### BRIEF A
In the essay about the knowledge management slide deck, what symptom was the writer treating without addressing the underlying system?
### BRIEF B
Carry on the essay about the knowledge management slide deck, picking up after its final sentence.

I chose option 3. Mainly.
Which is to say I did polish the slide deck. I couldn’t help myself! But I stopped trying to will organizational change into existence through sheer force of documentation. The slide deck exists now as an artifact. If leadership ever decides they want formal knowledge management infrastructure, it’s ready. If not, at least I’m not the guy still sending unsolicited process improvement emails to people who never asked.
This feels like retreat, and maybe it is. But it’s also correct problem classification. I can’t fix what I don’t control, and burning energy on fights I can’t win just makes me less effective at the things I can do.
The Meta-Lesson: Systems vs. Symptoms
I was treating a symptom, confusion about medical processes, without addressing the system: no formal knowledge management infrastructure, no information architecture, no sustained ownership.
The operations manager wasn’t telling me to try harder. He was showing me the shape of the problem I’d misidentified. Knowledge management isn’t just documentation. It’s information architecture, stakeholder alignment, change management, sustainment planning, and formal authority.
I had enthusiasm and a slide deck. That’s not infrastructure. That’s a hobby project with delusions of relevance.
What Changed
I stopped trying to be the solution. Now I’m documenting the problem clearly enough that someone with actual authority might take notice.
I finished it anyway. The slide deck is formatted to organizational standards, not because I think it’ll get traction, but because if conditions change, it’s ready. Future-proofing against the day someone cares.

### EXTRACTED INFORMATION
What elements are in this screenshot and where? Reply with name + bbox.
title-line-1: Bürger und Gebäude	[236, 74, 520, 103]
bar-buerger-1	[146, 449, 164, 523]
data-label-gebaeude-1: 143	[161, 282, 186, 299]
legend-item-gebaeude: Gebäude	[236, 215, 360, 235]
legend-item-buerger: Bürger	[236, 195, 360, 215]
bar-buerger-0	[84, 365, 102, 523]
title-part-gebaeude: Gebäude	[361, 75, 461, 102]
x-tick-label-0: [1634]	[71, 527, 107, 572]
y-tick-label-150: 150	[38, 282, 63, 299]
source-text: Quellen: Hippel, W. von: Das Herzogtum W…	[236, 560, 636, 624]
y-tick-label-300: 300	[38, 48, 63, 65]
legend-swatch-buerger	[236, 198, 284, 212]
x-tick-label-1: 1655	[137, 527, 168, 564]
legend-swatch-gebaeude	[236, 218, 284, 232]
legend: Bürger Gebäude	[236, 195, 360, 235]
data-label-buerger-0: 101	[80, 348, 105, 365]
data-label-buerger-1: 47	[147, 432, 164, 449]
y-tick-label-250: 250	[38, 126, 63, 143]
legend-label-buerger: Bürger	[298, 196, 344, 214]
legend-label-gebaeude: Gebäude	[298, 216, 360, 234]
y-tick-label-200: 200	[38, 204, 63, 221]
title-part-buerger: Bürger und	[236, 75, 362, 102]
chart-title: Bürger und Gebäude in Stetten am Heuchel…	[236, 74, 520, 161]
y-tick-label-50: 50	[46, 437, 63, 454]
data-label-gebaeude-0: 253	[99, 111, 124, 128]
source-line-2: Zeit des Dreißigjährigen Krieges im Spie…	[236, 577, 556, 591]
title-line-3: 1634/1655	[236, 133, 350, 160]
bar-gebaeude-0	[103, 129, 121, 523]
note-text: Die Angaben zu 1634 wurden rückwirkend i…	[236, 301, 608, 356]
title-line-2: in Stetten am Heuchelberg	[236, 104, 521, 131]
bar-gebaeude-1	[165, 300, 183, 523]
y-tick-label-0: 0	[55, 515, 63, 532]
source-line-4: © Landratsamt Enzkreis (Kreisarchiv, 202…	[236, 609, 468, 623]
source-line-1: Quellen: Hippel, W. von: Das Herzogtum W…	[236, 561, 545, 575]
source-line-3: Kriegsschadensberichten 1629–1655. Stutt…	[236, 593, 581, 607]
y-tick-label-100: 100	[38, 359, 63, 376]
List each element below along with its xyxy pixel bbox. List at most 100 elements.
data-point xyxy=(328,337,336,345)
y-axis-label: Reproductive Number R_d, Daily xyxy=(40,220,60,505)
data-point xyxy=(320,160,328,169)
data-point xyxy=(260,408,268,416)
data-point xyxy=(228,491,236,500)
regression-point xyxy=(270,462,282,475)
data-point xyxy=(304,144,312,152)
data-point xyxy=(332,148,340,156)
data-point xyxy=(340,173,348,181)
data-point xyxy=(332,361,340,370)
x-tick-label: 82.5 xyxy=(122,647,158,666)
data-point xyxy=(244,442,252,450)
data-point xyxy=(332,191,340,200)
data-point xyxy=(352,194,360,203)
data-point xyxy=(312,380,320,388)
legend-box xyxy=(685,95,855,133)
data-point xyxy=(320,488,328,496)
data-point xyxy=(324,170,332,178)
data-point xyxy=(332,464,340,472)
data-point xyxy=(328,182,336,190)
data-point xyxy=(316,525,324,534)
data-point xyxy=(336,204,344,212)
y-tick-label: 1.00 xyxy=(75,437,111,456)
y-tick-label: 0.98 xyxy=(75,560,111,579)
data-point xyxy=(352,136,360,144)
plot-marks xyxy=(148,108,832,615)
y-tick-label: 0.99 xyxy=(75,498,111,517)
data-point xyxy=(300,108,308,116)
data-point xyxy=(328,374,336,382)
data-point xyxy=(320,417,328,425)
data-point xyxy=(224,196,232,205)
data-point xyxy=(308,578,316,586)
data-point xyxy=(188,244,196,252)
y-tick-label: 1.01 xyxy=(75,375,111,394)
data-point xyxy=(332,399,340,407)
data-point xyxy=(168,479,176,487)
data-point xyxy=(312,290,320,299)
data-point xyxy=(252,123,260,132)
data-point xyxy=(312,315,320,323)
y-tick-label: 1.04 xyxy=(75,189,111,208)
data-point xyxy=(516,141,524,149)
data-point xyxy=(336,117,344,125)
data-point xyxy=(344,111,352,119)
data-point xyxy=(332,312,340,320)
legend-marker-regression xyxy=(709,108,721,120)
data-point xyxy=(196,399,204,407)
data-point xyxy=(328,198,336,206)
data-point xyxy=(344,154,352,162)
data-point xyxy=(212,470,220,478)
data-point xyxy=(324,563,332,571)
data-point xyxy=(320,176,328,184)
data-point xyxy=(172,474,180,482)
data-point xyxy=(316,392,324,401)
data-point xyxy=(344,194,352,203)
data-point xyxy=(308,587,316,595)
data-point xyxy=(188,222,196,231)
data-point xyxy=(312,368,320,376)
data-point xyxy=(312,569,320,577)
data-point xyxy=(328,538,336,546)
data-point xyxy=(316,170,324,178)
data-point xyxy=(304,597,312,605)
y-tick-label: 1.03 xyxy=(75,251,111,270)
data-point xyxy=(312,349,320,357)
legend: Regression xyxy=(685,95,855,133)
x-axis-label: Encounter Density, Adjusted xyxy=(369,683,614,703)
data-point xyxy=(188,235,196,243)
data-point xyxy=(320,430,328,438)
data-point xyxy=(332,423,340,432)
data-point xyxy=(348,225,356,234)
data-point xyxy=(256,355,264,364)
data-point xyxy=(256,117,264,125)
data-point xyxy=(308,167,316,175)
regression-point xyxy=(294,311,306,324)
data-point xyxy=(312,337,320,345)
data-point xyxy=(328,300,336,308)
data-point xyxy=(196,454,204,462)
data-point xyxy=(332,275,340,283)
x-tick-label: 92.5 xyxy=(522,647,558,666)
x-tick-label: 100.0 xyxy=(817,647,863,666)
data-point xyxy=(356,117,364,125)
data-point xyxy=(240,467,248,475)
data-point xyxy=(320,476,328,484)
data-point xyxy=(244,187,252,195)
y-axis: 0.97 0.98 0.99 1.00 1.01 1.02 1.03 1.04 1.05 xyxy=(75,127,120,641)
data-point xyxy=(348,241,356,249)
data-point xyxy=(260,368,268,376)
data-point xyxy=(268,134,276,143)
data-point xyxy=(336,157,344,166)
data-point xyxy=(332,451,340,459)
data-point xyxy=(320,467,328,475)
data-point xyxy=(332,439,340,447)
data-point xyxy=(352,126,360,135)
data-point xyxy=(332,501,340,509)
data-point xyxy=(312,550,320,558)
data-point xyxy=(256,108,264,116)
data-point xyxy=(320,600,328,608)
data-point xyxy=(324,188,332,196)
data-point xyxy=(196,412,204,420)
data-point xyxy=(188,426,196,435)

### FINAL ANSWER A
Confusion about medical processes.

### FINAL ANSWER B
I reclassified my role. From aggressive pilot to advisor. When asked, I explain. When given authority, I’ll act. Until then, I maintain continuity documentation and let the system operate as designed.
The Broader Pattern
This dynamic shows up everywhere: individuals trying to refactor systems they don’t control.
You can see the problem clearly. You can build a solution. You can even be right.
But if you can’t change incentives, can’t reallocate resources, and can’t enforce adoption, you’re not doing systems work. You’re doing personal growth work disguised as organizational change.
Portable Takeaways
Informal steps signal system debt. When “just email X” is the actual process, that tells you everything. These are load-bearing workarounds. Remove them and the whole thing collapses.
Diagnose who absorbs friction. If it’s you, and you’re okay with that, fine. If it’s you and you’re trying to change it, ask who benefits from the current state. Systems persist because they work for someone.
Match your intervention to your authority. Documentation? You can do that. Process redesign? You need stakeholders. Organizational change? You need executive sponsorship. Mismatching these is how you end up exhausted and ineffective.
“Looks good” is a red flag, not validation. Real stakeholder engagement generates questions and pushback. Polite approval means they’re waiting for you to go away.
Bandaids are sometimes correct. Temporary relief while waiting for conditions to change is not failure. This is pragmatism, not defeatism. Save your energy for fights you can win.
What’s Next
I still think the medical administrative process needs better documentation. I still think knowledge management infrastructure would reduce friction. I still think new team leaders shouldn’t have to learn tribal knowledge through trial and error.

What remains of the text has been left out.